*Problem to work on*. Your task is to output all the records below, word for word.

-- start Task input --

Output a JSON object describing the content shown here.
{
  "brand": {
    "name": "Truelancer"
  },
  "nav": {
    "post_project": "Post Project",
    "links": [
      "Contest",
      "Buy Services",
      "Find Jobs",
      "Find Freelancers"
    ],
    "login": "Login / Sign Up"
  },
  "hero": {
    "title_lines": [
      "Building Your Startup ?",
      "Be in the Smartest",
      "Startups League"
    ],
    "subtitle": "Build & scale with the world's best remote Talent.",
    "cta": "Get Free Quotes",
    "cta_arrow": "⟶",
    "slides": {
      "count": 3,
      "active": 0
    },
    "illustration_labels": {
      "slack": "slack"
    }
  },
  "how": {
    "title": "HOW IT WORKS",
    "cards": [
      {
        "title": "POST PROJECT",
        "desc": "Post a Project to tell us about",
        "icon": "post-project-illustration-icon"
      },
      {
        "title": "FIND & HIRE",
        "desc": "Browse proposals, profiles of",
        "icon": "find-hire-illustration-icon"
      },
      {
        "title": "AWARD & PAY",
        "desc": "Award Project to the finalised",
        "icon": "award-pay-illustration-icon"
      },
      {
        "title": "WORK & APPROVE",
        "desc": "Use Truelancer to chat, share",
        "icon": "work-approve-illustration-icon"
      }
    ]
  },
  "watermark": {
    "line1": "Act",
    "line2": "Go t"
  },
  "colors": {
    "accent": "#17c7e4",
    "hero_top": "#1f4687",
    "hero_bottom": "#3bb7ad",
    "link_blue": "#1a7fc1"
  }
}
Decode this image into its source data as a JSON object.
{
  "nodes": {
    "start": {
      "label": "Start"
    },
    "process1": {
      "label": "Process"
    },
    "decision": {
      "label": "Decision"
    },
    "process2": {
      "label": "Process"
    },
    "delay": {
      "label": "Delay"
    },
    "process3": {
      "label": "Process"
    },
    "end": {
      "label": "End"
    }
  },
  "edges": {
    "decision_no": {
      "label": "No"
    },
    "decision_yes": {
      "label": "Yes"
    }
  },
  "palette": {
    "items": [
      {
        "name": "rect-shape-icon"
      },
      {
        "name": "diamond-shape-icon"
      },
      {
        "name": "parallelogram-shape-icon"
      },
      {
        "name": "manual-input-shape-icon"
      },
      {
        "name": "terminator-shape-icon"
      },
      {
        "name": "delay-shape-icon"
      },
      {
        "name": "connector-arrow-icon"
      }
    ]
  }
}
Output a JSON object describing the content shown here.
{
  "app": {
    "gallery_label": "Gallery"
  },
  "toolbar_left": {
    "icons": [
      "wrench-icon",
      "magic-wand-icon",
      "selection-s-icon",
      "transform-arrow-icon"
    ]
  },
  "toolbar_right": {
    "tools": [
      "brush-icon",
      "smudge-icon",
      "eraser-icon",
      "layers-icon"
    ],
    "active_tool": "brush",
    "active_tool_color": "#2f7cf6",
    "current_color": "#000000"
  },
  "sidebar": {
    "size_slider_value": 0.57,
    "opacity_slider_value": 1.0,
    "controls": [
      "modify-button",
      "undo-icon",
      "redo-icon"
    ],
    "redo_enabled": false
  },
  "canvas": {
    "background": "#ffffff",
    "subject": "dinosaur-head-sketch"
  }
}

-- end Task input --

*Final result*.
Output a JSON object describing the content shown here.
{
  "brand": {
    "name": "Truelancer"
  },
  "nav": {
    "post_project": "Post Project",
    "links": [
      "Contest",
      "Buy Services",
      "Find Jobs",
      "Find Freelancers"
    ],
    "login": "Login / Sign Up"
  },
  "hero": {
    "title_lines": [
      "Building Your Startup ?",
      "Be in the Smartest",
      "Startups League"
    ],
    "subtitle": "Build & scale with the world's best remote Talent.",
    "cta": "Get Free Quotes",
    "cta_arrow": "⟶",
    "slides": {
      "count": 3,
      "active": 0
    },
    "illustration_labels": {
      "slack": "slack"
    }
  },
  "how": {
    "title": "HOW IT WORKS",
    "cards": [
      {
        "title": "POST PROJECT",
        "desc": "Post a Project to tell us about",
        "icon": "post-project-illustration-icon"
      },
      {
        "title": "FIND & HIRE",
        "desc": "Browse proposals, profiles of",
        "icon": "find-hire-illustration-icon"
      },
      {
        "title": "AWARD & PAY",
        "desc": "Award Project to the finalised",
        "icon": "award-pay-illustration-icon"
      },
      {
        "title": "WORK & APPROVE",
        "desc": "Use Truelancer to chat, share",
        "icon": "work-approve-illustration-icon"
      }
    ]
  },
  "watermark": {
    "line1": "Act",
    "line2": "Go t"
  },
  "colors": {
    "accent": "#17c7e4",
    "hero_top": "#1f4687",
    "hero_bottom": "#3bb7ad",
    "link_blue": "#1a7fc1"
  }
}
Decode this image into its source data as a JSON object.
{
  "nodes": {
    "start": {
      "label": "Start"
    },
    "process1": {
      "label": "Process"
    },
    "decision": {
      "label": "Decision"
    },
    "process2": {
      "label": "Process"
    },
    "delay": {
      "label": "Delay"
    },
    "process3": {
      "label": "Process"
    },
    "end": {
      "label": "End"
    }
  },
  "edges": {
    "decision_no": {
      "label": "No"
    },
    "decision_yes": {
      "label": "Yes"
    }
  },
  "palette": {
    "items": [
      {
        "name": "rect-shape-icon"
      },
      {
        "name": "diamond-shape-icon"
      },
      {
        "name": "parallelogram-shape-icon"
      },
      {
        "name": "manual-input-shape-icon"
      },
      {
        "name": "terminator-shape-icon"
      },
      {
        "name": "delay-shape-icon"
      },
      {
        "name": "connector-arrow-icon"
      }
    ]
  }
}
Output a JSON object describing the content shown here.
{
  "app": {
    "gallery_label": "Gallery"
  },
  "toolbar_left": {
    "icons": [
      "wrench-icon",
      "magic-wand-icon",
      "selection-s-icon",
      "transform-arrow-icon"
    ]
  },
  "toolbar_right": {
    "tools": [
      "brush-icon",
      "smudge-icon",
      "eraser-icon",
      "layers-icon"
    ],
    "active_tool": "brush",
    "active_tool_color": "#2f7cf6",
    "current_color": "#000000"
  },
  "sidebar": {
    "size_slider_value": 0.57,
    "opacity_slider_value": 1.0,
    "controls": [
      "modify-button",
      "undo-icon",
      "redo-icon"
    ],
    "redo_enabled": false
  },
  "canvas": {
    "background": "#ffffff",
    "subject": "dinosaur-head-sketch"
  }
}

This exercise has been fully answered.